Instructions to follow:
Below are the records; locate each line with the word "onions" and copy it.

(Rows from a dataset)

※

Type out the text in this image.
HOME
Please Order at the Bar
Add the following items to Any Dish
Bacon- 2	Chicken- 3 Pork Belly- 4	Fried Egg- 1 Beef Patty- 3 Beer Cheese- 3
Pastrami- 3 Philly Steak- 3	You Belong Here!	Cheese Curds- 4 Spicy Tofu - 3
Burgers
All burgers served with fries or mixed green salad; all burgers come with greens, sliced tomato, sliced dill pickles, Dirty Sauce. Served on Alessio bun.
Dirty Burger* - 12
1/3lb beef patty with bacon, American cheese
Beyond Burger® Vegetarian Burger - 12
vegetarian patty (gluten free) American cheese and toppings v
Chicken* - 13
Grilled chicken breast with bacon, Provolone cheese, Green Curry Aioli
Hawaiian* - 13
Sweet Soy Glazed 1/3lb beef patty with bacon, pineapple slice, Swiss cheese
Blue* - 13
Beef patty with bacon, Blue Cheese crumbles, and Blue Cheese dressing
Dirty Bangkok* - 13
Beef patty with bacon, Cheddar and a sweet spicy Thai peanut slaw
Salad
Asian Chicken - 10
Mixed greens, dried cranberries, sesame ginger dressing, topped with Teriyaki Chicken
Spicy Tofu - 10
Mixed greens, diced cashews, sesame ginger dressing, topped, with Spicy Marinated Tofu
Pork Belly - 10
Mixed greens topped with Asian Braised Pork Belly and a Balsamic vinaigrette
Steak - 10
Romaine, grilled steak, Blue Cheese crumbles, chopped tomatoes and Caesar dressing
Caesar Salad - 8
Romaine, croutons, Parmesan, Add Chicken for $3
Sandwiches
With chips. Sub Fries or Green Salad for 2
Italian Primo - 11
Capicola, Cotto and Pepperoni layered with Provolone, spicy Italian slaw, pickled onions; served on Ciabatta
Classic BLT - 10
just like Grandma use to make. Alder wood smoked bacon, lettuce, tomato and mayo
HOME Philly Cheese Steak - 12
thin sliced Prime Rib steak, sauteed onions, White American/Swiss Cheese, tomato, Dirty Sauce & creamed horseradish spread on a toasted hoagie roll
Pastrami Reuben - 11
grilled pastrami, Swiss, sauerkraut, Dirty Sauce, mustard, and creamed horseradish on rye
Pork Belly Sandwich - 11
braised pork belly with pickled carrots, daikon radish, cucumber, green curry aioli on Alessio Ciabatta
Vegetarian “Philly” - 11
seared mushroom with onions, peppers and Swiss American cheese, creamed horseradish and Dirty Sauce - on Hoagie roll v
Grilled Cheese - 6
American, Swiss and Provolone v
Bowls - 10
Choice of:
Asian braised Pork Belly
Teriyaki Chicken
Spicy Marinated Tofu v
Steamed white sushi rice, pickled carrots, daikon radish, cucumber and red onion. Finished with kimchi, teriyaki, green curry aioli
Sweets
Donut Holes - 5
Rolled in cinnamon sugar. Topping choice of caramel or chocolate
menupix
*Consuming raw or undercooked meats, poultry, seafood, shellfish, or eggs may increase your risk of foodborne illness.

※

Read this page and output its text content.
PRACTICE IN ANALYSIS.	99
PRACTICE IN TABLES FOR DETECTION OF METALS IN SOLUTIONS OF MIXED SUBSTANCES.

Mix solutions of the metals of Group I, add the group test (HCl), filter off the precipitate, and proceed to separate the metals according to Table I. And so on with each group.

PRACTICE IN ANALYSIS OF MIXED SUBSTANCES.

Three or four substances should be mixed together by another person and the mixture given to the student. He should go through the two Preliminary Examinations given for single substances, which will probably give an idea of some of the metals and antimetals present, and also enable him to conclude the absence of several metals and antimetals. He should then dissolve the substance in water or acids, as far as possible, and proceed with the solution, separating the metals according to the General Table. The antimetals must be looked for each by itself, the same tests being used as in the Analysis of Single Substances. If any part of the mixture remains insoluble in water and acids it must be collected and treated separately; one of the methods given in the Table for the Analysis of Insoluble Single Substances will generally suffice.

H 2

※

Answer below:
Capicola, Cotto and Pepperoni layered with Provolone, spicy Italian slaw, pickled onions; served on Ciabatta
thin sliced Prime Rib steak, sauteed onions, White American/Swiss Cheese, tomato, Dirty Sauce & creamed horseradish spread on a toasted hoagie roll
seared mushroom with onions, peppers and Swiss American cheese, creamed horseradish and Dirty Sauce - on Hoagie roll v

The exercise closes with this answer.